• [ENTRIES SUPPLIED]:
════════════════

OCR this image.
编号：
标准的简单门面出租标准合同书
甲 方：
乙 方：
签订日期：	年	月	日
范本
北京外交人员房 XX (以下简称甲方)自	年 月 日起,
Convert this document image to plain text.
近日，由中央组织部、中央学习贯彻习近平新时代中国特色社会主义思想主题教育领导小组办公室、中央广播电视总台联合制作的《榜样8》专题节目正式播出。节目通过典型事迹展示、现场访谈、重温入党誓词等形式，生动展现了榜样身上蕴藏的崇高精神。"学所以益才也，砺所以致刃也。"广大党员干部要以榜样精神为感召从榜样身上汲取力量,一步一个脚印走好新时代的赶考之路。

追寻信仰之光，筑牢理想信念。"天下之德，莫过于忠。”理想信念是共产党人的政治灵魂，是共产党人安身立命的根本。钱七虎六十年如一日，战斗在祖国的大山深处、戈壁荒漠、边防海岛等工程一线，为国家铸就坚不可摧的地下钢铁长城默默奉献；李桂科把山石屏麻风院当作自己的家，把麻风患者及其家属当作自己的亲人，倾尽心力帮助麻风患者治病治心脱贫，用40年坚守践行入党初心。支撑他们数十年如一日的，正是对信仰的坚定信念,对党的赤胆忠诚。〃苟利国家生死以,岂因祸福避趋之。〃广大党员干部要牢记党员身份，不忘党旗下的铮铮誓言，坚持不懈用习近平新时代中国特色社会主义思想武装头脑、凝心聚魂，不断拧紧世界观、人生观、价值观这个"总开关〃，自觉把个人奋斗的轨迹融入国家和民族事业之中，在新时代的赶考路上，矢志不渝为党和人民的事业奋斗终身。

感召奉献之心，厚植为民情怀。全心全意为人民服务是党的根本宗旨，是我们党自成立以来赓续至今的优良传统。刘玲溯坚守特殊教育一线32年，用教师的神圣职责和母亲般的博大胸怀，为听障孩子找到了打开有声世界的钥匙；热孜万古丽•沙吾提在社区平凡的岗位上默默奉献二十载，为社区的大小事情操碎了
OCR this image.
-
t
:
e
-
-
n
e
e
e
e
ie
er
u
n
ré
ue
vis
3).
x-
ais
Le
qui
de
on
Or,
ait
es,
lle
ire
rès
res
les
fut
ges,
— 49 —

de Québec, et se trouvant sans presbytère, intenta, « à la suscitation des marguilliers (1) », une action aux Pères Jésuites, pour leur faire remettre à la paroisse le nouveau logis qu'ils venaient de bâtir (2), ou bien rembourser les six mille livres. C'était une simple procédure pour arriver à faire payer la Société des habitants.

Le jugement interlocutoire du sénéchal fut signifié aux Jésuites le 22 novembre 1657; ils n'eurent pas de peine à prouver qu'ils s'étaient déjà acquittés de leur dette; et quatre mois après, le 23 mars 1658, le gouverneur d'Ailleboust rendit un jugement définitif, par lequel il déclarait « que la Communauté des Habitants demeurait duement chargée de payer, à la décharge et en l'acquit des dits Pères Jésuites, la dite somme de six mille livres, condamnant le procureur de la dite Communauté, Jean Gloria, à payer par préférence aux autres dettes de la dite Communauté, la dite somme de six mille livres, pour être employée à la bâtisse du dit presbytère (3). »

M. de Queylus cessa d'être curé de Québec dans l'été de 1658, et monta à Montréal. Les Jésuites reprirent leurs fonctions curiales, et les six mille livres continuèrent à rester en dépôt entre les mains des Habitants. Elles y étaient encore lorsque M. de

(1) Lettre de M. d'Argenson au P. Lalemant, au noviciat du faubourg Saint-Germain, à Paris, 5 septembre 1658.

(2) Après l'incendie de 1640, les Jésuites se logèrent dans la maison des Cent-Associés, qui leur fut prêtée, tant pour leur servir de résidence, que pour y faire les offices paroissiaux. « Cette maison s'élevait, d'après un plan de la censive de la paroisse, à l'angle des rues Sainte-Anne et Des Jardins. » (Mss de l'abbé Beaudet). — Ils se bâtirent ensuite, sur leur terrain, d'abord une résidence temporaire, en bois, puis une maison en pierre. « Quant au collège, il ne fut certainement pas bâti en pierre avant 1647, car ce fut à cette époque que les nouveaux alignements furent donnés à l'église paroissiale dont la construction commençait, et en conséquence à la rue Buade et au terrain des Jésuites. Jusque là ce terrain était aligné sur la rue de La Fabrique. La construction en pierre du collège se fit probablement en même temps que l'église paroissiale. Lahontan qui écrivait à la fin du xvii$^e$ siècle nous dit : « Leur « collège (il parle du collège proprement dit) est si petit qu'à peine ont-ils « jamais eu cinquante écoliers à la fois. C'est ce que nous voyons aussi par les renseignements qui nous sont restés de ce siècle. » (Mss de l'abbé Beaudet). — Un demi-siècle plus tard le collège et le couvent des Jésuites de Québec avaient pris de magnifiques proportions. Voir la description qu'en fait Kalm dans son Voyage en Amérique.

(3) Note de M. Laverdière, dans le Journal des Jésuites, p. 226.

════════════════

• [REQUEST]: Give only the number of lines in the data that include the string "presbytère".

• [SOLUTION]: 2